__REQUIREMENT__
Which lines hold the word "structured"? Copy each of them.

__________________________________________________

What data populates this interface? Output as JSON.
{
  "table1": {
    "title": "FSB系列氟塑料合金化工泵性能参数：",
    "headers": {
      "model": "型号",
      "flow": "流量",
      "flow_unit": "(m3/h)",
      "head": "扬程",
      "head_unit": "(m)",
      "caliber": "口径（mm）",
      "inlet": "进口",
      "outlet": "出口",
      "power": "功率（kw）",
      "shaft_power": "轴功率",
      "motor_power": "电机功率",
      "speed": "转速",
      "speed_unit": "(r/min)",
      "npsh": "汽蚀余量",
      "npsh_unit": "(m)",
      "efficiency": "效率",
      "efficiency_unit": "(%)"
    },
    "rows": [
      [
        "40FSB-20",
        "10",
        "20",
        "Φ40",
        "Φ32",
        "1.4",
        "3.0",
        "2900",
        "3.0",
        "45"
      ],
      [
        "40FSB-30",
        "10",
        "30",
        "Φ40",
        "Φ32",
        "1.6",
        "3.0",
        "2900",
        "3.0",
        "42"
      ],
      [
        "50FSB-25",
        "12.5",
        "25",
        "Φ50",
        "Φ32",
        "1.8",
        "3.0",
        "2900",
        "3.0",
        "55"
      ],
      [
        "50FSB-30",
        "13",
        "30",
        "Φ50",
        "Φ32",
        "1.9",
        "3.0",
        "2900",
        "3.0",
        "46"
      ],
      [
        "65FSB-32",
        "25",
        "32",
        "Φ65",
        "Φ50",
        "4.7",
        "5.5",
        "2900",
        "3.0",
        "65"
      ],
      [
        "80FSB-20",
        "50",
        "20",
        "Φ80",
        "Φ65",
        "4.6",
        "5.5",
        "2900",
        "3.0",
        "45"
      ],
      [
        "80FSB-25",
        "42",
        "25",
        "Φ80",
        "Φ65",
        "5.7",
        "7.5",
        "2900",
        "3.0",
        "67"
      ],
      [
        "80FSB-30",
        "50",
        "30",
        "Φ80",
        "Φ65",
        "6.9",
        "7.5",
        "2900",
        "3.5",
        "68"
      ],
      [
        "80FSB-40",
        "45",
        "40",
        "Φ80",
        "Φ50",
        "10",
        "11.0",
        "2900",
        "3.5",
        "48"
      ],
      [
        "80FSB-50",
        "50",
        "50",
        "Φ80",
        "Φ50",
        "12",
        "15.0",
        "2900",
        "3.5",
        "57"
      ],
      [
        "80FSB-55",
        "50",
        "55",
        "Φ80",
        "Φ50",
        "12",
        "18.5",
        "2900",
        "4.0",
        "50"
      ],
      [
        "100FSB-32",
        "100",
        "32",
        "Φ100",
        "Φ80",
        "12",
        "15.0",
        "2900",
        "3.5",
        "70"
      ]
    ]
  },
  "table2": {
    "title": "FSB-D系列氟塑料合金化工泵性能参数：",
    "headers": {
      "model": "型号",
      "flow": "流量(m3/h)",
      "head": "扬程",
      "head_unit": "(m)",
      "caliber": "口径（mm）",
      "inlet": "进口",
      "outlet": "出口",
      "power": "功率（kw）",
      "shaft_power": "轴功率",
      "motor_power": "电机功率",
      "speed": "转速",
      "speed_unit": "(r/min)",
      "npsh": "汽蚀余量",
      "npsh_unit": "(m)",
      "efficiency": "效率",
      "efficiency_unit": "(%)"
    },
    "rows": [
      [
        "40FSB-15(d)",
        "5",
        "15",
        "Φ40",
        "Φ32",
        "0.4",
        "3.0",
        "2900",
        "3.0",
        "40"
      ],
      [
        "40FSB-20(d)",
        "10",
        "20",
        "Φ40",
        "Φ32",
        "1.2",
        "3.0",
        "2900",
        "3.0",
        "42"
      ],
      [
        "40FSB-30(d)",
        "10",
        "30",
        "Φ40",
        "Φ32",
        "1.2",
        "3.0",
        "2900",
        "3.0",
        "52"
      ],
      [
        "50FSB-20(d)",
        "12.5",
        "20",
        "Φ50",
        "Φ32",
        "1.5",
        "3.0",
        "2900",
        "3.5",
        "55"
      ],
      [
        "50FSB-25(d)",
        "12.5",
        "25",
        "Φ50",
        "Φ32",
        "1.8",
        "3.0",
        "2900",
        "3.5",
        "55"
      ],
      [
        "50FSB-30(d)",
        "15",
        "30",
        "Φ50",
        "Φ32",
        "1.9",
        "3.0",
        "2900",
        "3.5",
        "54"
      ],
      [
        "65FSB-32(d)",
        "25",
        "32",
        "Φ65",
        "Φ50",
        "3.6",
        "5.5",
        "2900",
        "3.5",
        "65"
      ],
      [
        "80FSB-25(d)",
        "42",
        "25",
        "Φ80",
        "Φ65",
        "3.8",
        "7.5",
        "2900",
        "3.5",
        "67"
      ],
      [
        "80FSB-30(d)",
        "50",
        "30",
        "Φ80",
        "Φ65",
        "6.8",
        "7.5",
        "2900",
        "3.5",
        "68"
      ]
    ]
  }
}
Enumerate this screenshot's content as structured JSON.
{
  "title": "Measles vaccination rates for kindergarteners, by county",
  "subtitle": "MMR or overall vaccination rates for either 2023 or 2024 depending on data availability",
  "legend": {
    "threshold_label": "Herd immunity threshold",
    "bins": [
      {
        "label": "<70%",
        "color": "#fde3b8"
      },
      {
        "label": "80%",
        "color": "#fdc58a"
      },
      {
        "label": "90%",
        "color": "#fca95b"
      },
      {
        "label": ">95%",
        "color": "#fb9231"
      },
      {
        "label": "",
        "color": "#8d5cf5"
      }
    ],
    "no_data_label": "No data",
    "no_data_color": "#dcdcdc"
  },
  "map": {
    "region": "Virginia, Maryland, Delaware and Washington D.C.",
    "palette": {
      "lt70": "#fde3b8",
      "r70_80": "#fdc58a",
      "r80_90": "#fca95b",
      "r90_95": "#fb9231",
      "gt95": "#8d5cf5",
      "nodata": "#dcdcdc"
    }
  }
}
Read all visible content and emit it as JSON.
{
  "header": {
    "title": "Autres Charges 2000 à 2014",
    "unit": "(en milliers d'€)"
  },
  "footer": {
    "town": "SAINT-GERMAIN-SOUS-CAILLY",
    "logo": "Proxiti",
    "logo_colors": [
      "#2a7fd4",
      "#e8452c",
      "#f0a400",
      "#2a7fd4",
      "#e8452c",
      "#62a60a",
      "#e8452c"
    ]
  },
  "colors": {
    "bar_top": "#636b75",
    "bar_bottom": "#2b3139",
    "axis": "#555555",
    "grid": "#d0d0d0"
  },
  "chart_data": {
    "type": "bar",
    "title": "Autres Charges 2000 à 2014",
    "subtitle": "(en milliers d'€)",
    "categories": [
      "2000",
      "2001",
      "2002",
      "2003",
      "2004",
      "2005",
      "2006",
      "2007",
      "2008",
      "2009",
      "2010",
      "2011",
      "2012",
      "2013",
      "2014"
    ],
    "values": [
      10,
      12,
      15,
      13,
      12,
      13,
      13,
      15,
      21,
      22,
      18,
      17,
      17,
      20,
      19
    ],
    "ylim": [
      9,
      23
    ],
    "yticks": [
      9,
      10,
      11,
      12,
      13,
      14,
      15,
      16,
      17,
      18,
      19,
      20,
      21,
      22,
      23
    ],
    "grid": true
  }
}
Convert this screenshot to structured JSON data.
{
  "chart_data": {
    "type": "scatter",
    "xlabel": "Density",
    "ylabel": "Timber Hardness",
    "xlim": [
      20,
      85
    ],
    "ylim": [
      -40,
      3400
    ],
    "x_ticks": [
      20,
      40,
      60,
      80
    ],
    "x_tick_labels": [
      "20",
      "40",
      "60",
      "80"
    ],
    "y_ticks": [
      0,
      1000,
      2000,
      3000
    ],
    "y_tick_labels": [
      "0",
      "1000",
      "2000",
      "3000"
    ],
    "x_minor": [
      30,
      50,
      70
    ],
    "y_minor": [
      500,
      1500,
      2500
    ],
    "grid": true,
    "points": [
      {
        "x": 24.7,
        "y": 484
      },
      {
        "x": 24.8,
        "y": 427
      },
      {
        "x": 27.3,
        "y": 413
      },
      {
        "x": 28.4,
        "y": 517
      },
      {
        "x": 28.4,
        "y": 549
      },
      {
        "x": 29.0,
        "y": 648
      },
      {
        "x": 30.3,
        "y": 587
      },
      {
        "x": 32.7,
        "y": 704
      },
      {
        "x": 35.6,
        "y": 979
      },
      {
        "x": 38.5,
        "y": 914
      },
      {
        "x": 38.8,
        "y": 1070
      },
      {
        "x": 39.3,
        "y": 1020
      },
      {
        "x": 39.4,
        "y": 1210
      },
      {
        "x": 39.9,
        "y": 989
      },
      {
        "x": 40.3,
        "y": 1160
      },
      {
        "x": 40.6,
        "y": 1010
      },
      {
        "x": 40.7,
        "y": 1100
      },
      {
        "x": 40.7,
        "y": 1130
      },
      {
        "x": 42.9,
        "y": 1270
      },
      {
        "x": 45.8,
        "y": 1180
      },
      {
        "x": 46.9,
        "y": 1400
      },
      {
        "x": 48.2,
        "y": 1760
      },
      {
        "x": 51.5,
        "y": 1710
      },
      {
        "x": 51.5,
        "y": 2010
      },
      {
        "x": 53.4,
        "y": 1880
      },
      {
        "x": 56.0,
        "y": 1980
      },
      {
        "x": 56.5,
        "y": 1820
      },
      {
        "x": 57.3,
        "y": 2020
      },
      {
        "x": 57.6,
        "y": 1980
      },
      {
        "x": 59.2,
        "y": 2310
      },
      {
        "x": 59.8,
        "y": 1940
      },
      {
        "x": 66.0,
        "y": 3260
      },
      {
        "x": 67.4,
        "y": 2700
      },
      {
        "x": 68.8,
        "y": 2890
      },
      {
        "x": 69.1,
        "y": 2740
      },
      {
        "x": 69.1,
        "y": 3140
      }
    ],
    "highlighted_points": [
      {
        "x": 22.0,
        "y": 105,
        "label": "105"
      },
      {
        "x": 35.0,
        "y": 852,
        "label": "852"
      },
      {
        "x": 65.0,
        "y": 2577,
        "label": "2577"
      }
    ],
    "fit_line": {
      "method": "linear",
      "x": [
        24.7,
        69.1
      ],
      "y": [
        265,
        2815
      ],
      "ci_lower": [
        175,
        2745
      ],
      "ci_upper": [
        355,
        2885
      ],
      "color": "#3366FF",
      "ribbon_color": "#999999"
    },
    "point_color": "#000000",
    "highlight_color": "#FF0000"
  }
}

__________________________________________________

__TASK SOLUTION__
Enumerate this screenshot's content as structured JSON.
Convert this screenshot to structured JSON data.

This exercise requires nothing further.